### Task directions
Look over the lines below. Report each one that includes the string "title".

[Part of a data file]
---+---
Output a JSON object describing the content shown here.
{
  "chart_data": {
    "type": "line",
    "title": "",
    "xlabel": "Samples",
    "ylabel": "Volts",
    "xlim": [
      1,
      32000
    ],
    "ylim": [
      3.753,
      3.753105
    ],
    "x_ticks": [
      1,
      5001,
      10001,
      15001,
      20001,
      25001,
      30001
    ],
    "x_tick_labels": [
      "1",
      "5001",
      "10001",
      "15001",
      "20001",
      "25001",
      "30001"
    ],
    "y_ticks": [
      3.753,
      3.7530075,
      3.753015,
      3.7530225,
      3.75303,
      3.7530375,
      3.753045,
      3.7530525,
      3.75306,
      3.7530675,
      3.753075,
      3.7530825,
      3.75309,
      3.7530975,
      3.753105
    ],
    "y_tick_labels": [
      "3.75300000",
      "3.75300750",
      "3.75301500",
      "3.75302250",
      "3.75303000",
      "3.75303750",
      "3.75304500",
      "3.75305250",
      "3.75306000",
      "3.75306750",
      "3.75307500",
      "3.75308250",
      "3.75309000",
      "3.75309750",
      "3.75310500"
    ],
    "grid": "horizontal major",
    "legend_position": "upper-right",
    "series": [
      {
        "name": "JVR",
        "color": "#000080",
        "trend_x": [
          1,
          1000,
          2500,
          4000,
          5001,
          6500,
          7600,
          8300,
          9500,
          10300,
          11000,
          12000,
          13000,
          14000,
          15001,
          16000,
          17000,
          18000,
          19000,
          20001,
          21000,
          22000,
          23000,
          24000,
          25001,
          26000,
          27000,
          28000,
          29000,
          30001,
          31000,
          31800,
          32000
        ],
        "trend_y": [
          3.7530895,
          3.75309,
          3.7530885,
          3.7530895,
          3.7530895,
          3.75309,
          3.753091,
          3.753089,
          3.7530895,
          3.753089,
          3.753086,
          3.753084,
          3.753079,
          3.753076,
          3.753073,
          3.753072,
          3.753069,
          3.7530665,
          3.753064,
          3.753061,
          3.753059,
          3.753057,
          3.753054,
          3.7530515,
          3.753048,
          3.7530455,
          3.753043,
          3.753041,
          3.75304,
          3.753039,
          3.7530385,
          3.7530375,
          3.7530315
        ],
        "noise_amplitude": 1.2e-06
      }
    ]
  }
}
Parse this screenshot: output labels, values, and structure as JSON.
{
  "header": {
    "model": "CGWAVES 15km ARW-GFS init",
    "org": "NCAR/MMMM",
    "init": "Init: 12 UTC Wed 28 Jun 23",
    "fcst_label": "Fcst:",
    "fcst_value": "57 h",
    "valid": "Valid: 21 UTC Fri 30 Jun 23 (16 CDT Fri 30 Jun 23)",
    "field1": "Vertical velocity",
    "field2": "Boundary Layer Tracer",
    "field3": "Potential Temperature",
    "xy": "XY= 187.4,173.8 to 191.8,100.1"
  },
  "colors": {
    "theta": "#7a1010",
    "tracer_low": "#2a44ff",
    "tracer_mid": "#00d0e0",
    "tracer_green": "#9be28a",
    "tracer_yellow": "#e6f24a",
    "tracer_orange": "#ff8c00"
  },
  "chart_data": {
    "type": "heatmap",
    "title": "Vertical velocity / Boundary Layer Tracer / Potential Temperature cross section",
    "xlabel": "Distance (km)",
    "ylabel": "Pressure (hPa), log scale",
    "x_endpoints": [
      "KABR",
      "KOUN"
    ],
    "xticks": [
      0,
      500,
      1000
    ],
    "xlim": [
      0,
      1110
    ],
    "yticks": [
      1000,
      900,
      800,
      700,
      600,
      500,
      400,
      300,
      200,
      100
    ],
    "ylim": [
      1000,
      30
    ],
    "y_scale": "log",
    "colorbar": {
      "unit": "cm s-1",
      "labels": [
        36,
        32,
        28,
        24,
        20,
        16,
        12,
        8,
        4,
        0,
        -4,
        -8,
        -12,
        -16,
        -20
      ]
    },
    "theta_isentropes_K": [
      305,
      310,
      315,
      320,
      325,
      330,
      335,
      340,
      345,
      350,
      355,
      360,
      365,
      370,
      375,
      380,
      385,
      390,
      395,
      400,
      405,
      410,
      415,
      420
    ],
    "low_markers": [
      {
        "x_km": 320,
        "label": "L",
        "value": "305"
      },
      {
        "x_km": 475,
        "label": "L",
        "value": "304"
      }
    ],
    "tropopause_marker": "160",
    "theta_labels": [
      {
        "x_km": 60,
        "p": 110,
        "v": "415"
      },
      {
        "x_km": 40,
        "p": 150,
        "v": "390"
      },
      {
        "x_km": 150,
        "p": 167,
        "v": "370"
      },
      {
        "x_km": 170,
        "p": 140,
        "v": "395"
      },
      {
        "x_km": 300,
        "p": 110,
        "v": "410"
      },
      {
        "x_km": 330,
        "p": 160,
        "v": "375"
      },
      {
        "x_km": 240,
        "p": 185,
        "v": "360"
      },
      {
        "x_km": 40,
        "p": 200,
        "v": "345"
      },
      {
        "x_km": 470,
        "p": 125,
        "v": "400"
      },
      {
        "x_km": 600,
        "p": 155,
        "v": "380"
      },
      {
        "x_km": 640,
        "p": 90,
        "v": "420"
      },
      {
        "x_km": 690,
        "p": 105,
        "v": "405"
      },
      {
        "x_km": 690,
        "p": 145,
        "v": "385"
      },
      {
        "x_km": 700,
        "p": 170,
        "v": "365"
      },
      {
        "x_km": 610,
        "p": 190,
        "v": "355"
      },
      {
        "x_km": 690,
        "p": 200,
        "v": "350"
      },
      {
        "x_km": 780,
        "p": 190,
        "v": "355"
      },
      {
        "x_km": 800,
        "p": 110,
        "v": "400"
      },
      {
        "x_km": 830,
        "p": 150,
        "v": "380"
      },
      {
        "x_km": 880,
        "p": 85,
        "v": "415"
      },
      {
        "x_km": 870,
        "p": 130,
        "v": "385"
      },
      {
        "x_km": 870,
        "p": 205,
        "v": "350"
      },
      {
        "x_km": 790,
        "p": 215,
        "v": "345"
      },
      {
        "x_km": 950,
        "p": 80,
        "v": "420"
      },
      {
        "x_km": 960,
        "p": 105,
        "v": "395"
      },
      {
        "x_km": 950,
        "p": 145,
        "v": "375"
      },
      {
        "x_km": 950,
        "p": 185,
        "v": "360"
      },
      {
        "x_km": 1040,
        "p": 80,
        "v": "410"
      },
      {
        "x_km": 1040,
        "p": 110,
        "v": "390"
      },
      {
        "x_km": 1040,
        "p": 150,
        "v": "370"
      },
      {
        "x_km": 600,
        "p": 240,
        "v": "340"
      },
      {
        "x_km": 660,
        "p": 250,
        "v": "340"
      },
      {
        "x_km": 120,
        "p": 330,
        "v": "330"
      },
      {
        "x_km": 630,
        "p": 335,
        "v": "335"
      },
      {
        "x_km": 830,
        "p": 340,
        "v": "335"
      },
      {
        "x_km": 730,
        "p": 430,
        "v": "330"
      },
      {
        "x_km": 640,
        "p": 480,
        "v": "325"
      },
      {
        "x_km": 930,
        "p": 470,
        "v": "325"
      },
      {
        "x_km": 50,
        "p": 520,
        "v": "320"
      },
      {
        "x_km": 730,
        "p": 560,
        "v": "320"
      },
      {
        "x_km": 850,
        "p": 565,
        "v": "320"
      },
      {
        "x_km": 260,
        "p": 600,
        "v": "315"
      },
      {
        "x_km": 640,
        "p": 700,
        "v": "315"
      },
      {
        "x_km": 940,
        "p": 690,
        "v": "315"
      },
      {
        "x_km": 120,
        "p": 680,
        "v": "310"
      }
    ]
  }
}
---+---
### Output below
    "title": "",
    "title": "Vertical velocity / Boundary Layer Tracer / Potential Temperature cross section",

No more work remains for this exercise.